(Beginning of MATERIAL TO PROCESS)

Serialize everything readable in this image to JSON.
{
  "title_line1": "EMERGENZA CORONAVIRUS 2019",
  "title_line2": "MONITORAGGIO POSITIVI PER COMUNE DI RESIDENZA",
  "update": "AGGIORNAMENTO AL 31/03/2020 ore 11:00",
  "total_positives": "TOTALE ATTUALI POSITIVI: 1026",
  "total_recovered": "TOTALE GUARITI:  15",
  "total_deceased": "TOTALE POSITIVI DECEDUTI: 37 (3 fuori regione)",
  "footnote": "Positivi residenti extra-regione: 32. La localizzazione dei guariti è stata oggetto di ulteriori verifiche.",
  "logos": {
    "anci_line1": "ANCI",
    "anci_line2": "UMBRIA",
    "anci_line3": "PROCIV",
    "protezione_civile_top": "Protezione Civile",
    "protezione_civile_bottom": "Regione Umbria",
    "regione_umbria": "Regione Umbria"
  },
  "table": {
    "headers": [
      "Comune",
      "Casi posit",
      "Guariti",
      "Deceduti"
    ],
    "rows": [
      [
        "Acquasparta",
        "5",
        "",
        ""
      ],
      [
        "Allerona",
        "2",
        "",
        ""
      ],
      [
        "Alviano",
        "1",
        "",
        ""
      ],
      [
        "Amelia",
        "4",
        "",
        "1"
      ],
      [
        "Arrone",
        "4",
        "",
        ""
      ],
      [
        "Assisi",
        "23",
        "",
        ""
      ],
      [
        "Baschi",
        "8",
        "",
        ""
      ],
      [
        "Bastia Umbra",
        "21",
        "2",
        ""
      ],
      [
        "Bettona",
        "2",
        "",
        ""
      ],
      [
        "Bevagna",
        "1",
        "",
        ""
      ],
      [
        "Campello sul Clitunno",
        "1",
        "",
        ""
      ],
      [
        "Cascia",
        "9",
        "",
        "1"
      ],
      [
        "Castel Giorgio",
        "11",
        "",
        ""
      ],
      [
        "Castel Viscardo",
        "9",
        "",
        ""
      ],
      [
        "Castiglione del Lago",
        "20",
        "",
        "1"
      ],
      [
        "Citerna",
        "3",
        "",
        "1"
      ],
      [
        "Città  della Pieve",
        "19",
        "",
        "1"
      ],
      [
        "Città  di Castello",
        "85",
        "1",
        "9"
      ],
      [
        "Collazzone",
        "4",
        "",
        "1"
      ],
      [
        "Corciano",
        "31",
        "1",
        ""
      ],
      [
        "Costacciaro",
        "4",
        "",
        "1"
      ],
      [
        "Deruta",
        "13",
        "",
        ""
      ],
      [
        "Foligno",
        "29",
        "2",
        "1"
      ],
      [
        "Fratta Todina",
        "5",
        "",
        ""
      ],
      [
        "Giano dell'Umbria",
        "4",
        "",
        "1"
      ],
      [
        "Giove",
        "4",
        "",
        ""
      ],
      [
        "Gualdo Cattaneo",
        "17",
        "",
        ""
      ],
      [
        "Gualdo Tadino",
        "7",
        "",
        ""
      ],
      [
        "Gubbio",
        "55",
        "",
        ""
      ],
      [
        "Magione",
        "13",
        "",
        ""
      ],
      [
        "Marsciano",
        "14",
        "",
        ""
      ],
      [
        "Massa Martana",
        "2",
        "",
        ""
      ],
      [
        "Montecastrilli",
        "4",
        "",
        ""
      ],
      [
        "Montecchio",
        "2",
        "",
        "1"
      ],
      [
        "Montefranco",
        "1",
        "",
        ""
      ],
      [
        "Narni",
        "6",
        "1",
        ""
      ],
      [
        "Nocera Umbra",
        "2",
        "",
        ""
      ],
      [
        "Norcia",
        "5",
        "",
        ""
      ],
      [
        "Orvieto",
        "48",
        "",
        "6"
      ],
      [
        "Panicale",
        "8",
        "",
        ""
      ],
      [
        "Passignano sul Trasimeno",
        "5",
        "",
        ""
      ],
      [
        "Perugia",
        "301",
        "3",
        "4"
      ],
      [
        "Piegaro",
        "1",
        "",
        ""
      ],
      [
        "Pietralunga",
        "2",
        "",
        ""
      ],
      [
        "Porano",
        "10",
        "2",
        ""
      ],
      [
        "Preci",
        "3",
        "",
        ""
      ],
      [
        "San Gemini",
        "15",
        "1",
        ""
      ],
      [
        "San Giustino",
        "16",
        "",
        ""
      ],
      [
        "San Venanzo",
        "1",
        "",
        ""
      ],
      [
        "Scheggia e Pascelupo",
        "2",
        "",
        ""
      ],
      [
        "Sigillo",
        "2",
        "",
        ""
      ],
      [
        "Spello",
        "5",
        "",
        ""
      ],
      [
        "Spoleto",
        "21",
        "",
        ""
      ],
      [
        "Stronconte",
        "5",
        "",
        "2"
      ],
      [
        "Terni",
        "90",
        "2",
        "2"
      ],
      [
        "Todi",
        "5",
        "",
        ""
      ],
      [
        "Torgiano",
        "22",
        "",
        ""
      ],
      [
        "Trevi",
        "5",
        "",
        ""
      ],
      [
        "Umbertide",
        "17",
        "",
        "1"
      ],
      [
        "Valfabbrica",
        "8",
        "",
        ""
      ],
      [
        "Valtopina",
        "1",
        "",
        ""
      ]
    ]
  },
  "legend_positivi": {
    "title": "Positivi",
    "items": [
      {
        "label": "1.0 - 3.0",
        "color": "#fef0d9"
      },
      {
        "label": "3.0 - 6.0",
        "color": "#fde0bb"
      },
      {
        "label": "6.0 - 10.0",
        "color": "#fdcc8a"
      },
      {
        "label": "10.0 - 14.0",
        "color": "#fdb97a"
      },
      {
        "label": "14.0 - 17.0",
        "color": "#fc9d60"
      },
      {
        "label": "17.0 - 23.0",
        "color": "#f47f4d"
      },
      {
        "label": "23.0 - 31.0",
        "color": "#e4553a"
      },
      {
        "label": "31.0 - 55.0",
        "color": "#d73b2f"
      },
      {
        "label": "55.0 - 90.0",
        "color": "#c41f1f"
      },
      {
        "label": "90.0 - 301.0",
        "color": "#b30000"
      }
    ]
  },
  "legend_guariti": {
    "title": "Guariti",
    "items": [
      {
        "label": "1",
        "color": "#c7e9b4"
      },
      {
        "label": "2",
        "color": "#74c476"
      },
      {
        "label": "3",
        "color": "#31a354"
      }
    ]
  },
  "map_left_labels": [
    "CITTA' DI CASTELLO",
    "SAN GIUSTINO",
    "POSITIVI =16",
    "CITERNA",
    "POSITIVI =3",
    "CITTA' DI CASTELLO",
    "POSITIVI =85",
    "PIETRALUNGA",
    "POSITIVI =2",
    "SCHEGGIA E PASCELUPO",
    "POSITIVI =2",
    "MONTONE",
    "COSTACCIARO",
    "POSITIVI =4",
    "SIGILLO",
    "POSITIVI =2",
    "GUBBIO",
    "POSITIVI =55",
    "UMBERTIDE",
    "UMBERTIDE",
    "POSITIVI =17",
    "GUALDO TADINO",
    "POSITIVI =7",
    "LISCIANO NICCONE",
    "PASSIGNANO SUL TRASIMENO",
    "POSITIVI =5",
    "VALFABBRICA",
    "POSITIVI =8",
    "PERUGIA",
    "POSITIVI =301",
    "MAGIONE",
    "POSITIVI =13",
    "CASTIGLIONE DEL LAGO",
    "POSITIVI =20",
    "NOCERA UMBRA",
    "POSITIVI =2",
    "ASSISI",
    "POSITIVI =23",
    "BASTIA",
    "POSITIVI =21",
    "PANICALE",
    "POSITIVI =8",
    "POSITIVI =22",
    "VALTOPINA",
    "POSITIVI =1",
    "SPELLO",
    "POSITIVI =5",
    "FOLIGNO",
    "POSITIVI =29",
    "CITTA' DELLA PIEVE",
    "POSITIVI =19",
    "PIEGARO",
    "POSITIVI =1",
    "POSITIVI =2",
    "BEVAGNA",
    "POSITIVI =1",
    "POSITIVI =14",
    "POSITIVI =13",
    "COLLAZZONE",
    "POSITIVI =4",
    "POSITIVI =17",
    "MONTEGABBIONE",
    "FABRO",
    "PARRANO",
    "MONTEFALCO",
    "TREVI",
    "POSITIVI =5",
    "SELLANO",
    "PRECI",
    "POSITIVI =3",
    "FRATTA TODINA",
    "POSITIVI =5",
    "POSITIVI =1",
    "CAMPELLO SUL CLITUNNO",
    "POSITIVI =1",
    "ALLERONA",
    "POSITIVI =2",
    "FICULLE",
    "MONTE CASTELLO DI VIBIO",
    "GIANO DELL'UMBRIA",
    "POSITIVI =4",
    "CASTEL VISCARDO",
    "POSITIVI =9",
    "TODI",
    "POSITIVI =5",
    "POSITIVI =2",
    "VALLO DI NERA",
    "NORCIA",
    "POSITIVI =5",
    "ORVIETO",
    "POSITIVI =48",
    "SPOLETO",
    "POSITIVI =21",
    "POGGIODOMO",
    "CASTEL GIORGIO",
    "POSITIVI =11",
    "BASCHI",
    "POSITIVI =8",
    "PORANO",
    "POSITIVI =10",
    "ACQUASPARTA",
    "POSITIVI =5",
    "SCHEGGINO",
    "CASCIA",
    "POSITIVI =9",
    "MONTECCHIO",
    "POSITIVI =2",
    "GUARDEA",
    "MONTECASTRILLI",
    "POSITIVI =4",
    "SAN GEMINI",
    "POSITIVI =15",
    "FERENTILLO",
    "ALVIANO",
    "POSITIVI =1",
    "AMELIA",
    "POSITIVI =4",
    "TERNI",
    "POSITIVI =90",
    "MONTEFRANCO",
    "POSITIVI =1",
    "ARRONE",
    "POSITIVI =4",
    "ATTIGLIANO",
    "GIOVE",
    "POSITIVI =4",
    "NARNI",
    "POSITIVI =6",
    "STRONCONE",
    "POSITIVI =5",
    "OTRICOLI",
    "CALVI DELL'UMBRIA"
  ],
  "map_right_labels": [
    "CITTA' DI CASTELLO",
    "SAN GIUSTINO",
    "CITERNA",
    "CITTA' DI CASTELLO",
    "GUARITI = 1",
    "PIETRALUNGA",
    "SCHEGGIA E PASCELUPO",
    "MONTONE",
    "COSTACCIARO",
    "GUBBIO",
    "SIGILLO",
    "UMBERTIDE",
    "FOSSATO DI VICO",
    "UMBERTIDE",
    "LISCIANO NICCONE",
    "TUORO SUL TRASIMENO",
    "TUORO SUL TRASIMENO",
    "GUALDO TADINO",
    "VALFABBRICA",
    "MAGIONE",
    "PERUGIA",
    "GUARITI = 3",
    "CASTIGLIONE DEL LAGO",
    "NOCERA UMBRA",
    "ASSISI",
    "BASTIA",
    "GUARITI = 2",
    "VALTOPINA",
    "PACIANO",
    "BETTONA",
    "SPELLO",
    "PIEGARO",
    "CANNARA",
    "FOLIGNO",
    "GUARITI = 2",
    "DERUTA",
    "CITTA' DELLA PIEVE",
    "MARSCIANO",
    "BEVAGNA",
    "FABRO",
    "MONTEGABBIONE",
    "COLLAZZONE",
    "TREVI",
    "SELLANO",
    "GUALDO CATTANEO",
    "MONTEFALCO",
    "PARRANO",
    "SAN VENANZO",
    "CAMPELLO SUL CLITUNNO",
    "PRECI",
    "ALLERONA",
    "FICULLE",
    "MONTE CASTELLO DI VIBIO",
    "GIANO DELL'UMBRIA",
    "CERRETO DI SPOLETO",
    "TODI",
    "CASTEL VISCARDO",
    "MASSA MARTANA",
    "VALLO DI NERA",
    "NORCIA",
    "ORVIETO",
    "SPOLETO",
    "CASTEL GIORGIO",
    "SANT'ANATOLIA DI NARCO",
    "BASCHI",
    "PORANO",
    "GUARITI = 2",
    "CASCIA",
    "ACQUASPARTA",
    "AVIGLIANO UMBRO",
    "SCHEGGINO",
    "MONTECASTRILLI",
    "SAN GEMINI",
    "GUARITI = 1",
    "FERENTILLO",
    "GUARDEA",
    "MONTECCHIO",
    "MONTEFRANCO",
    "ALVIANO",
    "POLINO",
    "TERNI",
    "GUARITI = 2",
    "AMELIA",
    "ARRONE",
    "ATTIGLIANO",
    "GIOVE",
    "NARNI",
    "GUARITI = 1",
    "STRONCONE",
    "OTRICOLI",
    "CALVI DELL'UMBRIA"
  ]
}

(End of MATERIAL TO PROCESS)

— EXERCISE BRIEF —
In the entries above, find lines with "Città" and copy each.

— TASK ANSWER —
        "Città  della Pieve",
        "Città  di Castello",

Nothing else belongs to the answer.